**Description of the task**
In the entries below, how many lines contain the word "sökorden"? State the number and nothing more.

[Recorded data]

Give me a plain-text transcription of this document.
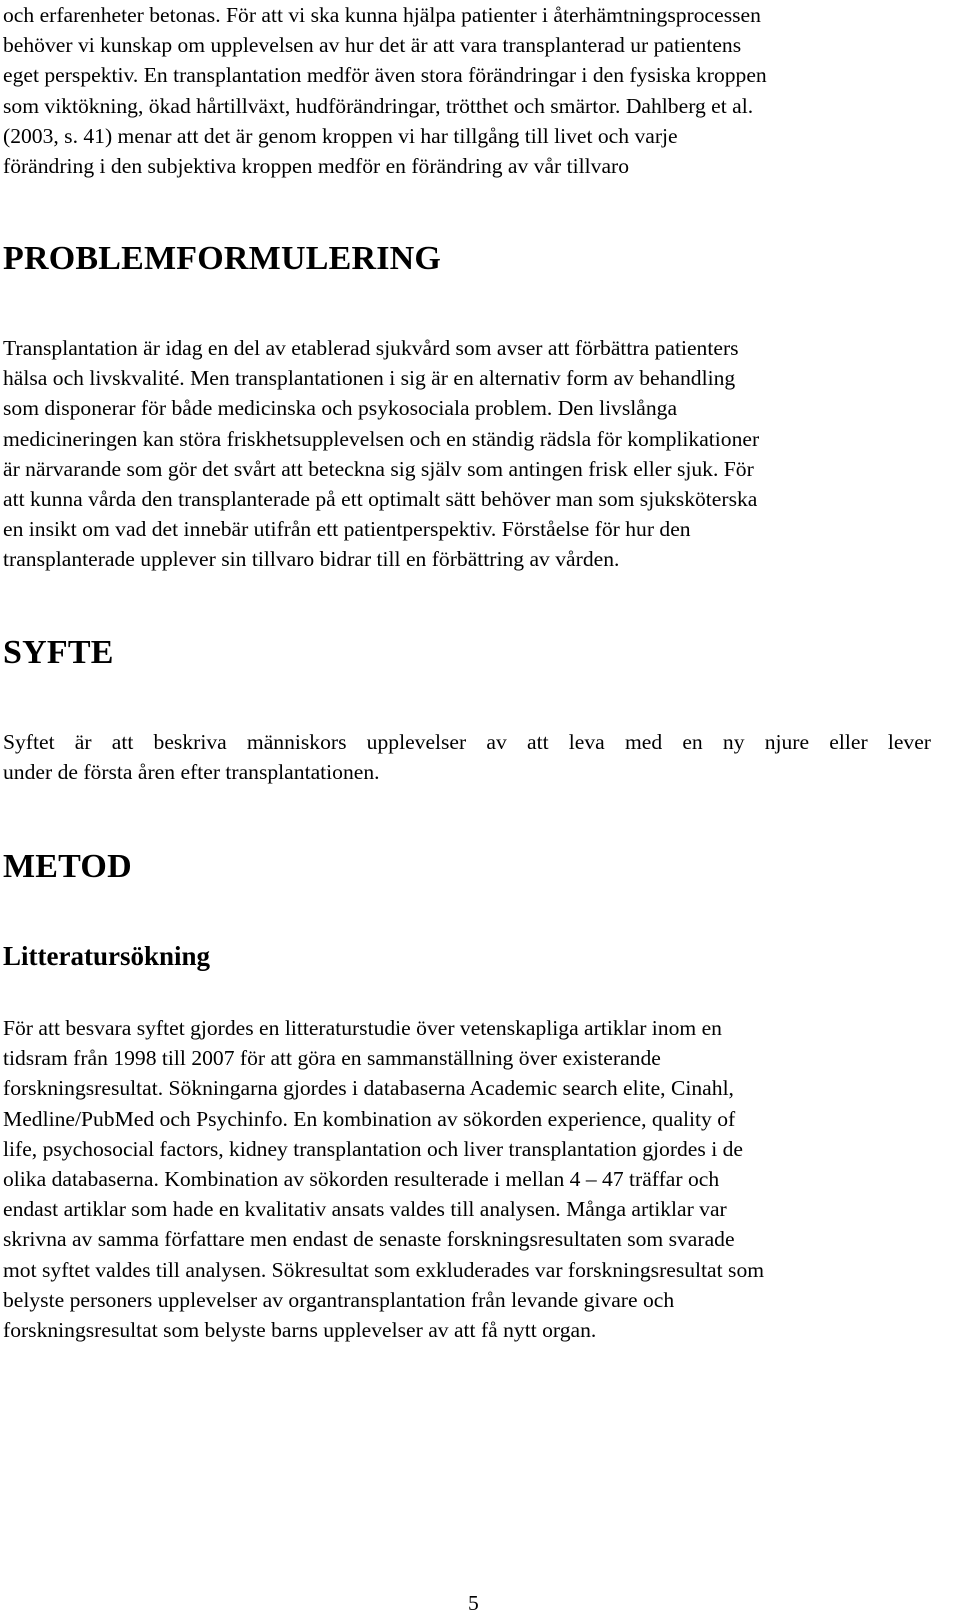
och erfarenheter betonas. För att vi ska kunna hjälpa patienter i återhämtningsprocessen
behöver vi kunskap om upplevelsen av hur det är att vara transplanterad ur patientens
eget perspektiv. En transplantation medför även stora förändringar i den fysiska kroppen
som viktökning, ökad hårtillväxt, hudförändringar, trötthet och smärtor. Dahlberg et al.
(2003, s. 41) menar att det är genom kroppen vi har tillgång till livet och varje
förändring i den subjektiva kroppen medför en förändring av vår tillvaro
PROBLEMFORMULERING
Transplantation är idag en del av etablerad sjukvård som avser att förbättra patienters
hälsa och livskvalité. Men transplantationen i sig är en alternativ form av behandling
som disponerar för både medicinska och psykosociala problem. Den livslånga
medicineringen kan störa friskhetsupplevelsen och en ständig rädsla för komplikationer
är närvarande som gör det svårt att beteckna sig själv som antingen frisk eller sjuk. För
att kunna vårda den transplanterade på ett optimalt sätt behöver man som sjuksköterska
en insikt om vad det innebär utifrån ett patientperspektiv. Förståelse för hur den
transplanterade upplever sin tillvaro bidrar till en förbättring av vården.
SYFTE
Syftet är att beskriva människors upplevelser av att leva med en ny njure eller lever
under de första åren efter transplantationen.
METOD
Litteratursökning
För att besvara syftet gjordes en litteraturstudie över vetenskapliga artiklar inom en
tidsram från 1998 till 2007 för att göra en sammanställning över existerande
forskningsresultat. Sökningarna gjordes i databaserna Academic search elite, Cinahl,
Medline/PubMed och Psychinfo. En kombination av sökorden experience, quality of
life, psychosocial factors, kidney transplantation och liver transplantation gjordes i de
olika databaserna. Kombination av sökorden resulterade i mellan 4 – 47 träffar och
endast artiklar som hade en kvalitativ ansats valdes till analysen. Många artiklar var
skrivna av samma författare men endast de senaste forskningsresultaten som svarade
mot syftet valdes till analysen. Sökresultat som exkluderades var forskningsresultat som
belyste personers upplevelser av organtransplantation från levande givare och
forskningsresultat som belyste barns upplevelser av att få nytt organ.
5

==

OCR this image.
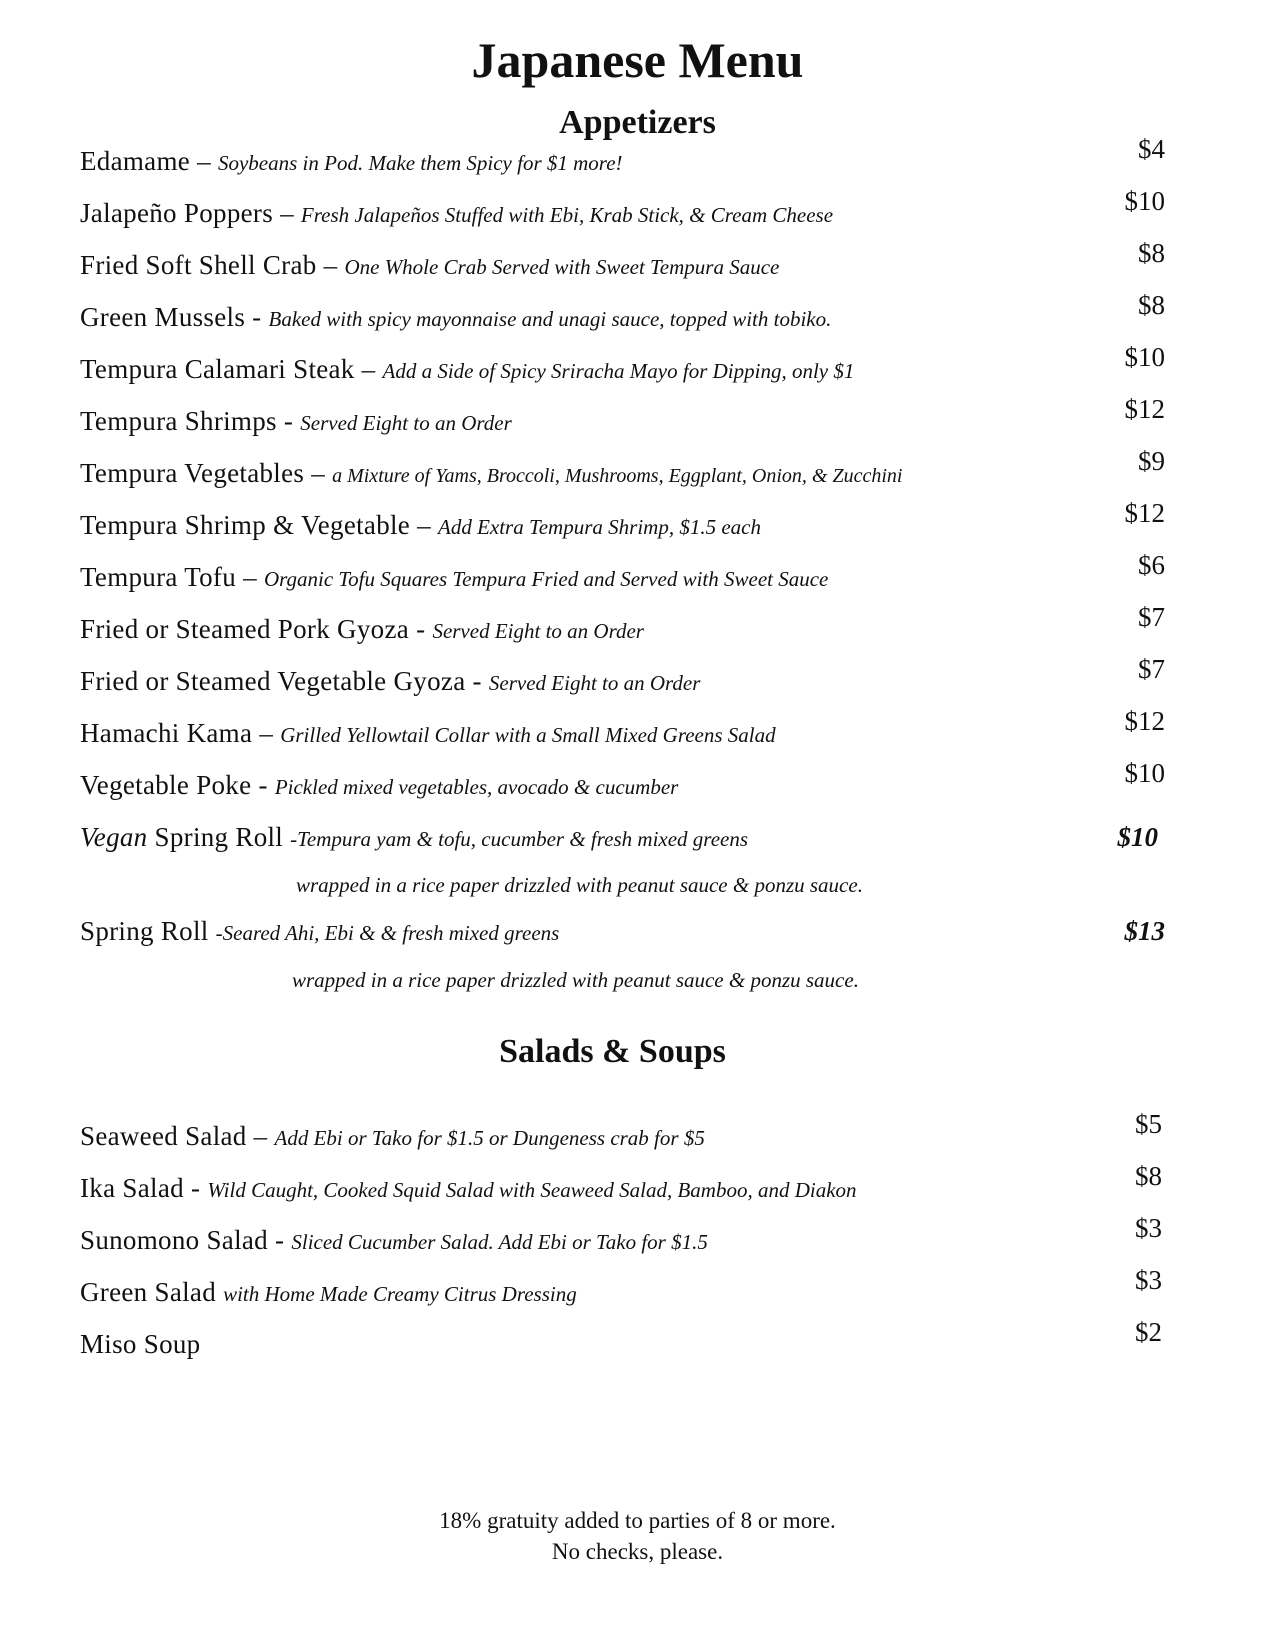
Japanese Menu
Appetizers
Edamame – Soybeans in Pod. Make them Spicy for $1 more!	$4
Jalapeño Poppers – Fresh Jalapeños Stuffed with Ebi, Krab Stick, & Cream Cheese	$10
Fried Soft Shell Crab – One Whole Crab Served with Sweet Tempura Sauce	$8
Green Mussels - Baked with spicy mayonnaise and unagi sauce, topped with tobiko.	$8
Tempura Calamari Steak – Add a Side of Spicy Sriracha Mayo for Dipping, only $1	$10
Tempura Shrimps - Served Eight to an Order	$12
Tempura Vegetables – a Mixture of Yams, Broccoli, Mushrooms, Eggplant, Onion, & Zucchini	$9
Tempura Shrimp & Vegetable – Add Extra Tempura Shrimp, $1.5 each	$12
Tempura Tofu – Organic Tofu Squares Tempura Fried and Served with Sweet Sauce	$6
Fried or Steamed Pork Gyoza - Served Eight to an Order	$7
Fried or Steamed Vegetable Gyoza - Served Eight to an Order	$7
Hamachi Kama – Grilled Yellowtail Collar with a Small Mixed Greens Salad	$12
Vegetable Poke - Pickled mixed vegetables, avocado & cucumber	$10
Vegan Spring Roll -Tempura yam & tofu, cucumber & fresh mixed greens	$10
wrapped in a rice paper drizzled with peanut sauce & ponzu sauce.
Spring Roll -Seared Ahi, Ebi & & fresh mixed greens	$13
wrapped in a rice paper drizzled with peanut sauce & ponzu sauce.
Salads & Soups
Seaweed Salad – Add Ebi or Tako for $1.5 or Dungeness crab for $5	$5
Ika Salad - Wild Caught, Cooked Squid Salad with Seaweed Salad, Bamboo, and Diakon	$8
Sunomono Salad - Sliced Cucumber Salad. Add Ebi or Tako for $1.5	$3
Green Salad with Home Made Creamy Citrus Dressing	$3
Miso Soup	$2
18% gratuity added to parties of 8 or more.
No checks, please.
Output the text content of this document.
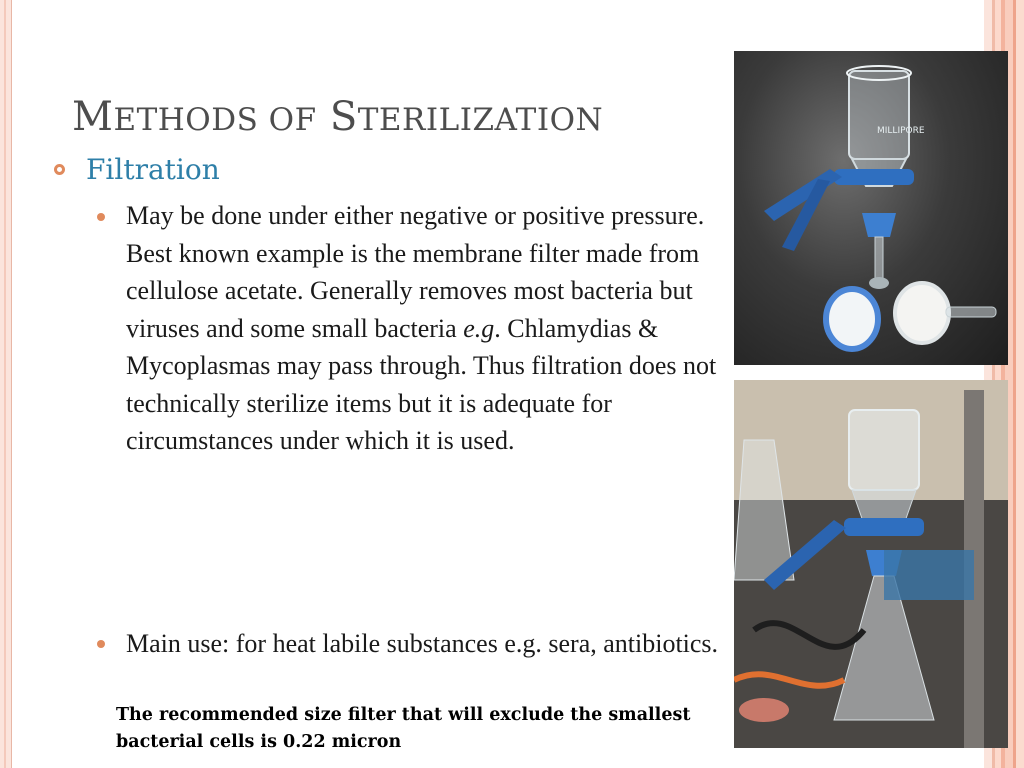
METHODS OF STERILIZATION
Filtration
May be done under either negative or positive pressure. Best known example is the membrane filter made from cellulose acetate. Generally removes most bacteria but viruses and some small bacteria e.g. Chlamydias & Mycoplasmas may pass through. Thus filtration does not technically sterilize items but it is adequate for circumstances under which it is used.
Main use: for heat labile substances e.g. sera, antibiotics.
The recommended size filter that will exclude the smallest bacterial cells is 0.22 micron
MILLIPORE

**Response area**
2